Short problem
Check each line of the entries below for the string "this"; copy every line where it appears.

BEGIN Stored rows

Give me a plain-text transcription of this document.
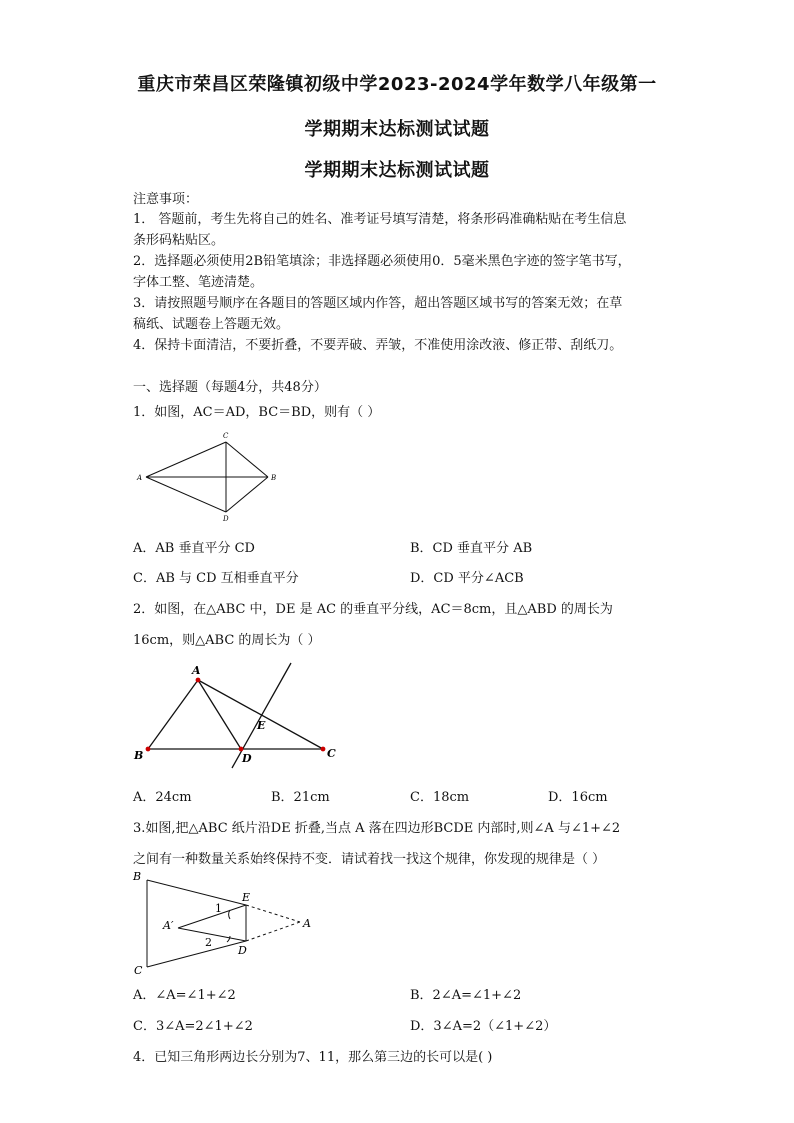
重庆市荣昌区荣隆镇初级中学2023-2024学年数学八年级第一
学期期末达标测试试题
学期期末达标测试试题
注意事项：
1． 答题前，考生先将自己的姓名、准考证号填写清楚，将条形码准确粘贴在考生信息
条形码粘贴区。
2．选择题必须使用2B铅笔填涂；非选择题必须使用0．5毫米黑色字迹的签字笔书写，
字体工整、笔迹清楚。
3．请按照题号顺序在各题目的答题区域内作答，超出答题区域书写的答案无效；在草
稿纸、试题卷上答题无效。
4．保持卡面清洁，不要折叠，不要弄破、弄皱，不准使用涂改液、修正带、刮纸刀。
一、选择题（每题4分，共48分）
1．如图，AC＝AD，BC＝BD，则有（ ）
A	B
C
D
A．AB 垂直平分 CD	B．CD 垂直平分 AB
C．AB 与 CD 互相垂直平分	D．CD 平分∠ACB
2．如图，在△ABC 中，DE 是 AC 的垂直平分线，AC＝8cm，且△ABD 的周长为
16cm，则△ABC 的周长为（ ）
A
B	C
D
E
A．24cm	B．21cm	C．18cm	D．16cm
3.如图,把△ABC 纸片沿DE 折叠,当点 A 落在四边形BCDE 内部时,则∠A 与∠1+∠2
之间有一种数量关系始终保持不变．请试着找一找这个规律，你发现的规律是（ ）
B
C
E
D
A
A′
1
2
A．∠A=∠1+∠2	B．2∠A=∠1+∠2
C．3∠A=2∠1+∠2	D．3∠A=2（∠1+∠2）
4．已知三角形两边长分别为7、11，那么第三边的长可以是( )
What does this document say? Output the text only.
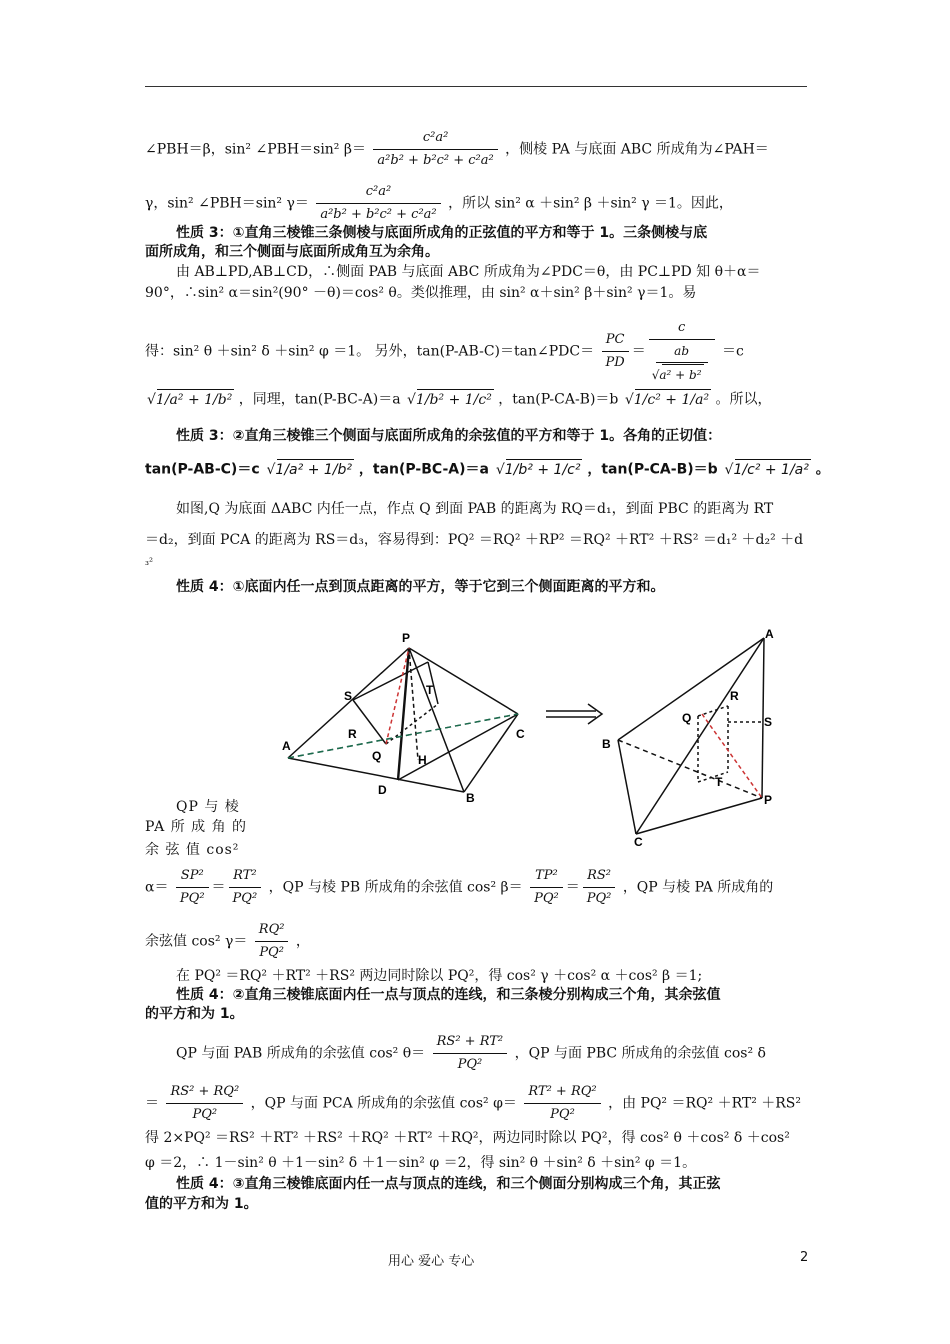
∠PBH＝β，sin² ∠PBH＝sin² $\beta= \frac{\text{c²a²}}{\text{a²b² + b²c² + c²a²}}$ ，侧棱 PA 与底面 ABC 所成角为∠PAH＝
γ，sin² ∠PBH＝sin² $\gamma= \frac{\text{c²a²}}{\text{a²b² + b²c² + c²a²}}$ ，所以 sin² α ＋sin² β ＋sin² γ ＝1。因此，
性质 3：①直角三棱锥三条侧棱与底面所成角的正弦值的平方和等于 1。三条侧棱与底
面所成角，和三个侧面与底面所成角互为余角。
由 AB⊥PD,AB⊥CD，∴侧面 PAB 与底面 ABC 所成角为∠PDC＝θ，由 PC⊥PD 知 θ＋α＝
90°，∴sin² α＝sin²(90° －θ)＝cos² θ。类似推理，由 sin² α＋sin² β＋sin² γ＝1。易
得：sin² θ ＋sin² δ ＋sin² φ ＝1。 另外，tan(P-AB-C)＝tan∠PDC＝ $\frac{PC}{PD} = c$
ab
√ a² + b² ＝c
√ 1/a² + 1/b² ，同理，tan(P-BC-A)＝a √ 1/b² + 1/c² ，tan(P-CA-B)＝b √ 1/c² + 1/a² 。所以，
性质 3：②直角三棱锥三个侧面与底面所成角的余弦值的平方和等于 1。各角的正切值：
tan(P-AB-C)＝c √ 1/a² + 1/b² ，tan(P-BC-A)＝a √ 1/b² + 1/c² ，tan(P-CA-B)＝b √ 1/c² + 1/a² 。
如图,Q 为底面 ΔABC 内任一点，作点 Q 到面 PAB 的距离为 RQ＝d₁，到面 PBC 的距离为 RT
＝d₂，到面 PCA 的距离为 RS＝d₃，容易得到：PQ² ＝RQ² ＋RP² ＝RQ² ＋RT² ＋RS² ＝d₁² ＋d₂² ＋d
₃²
性质 4：①底面内任一点到顶点距离的平方，等于它到三个侧面距离的平方和。
P
S	T
R
Q
A
H
C
D
B
A
R
Q	S
B
T
P
C
QP 与 棱
PA 所 成 角 的
余 弦 值 cos²
$\alpha= \frac{\text{SP²}}{\text{PQ²}} = \frac{\text{RT²}}{\text{PQ²}}$ ，QP 与棱 PB 所成角的余弦值 cos² $\beta= \frac{\text{TP²}}{\text{PQ²}} = \frac{\text{RS²}}{\text{PQ²}}$ ，QP 与棱 PA 所成角的
余弦值 cos² $\gamma= \frac{\text{RQ²}}{\text{PQ²}}$ ，
在 PQ² ＝RQ² ＋RT² ＋RS² 两边同时除以 PQ²，得 cos² γ ＋cos² α ＋cos² β ＝1;
性质 4：②直角三棱锥底面内任一点与顶点的连线，和三条棱分别构成三个角，其余弦值
的平方和为 1。
QP 与面 PAB 所成角的余弦值 cos² $\theta= \frac{\text{RS² + RT²}}{\text{PQ²}}$ ，QP 与面 PBC 所成角的余弦值 cos² δ
＝ $\frac{\text{RS² + RQ²}}{\text{PQ²}}$ ，QP 与面 PCA 所成角的余弦值 cos² $\varphi= \frac{\text{RT² + RQ²}}{\text{PQ²}}$ ，由 PQ² ＝RQ² ＋RT² ＋RS²
得 2×PQ² ＝RS² ＋RT² ＋RS² ＋RQ² ＋RT² ＋RQ²，两边同时除以 PQ²，得 cos² θ ＋cos² δ ＋cos²
φ ＝2，∴ 1－sin² θ ＋1－sin² δ ＋1－sin² φ ＝2，得 sin² θ ＋sin² δ ＋sin² φ ＝1。
性质 4：③直角三棱锥底面内任一点与顶点的连线，和三个侧面分别构成三个角，其正弦
值的平方和为 1。
用心 爱心 专心	2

END Stored rows

Exercise result
Give me a plain-text transcription of this document.
What does this document say? Output the text only.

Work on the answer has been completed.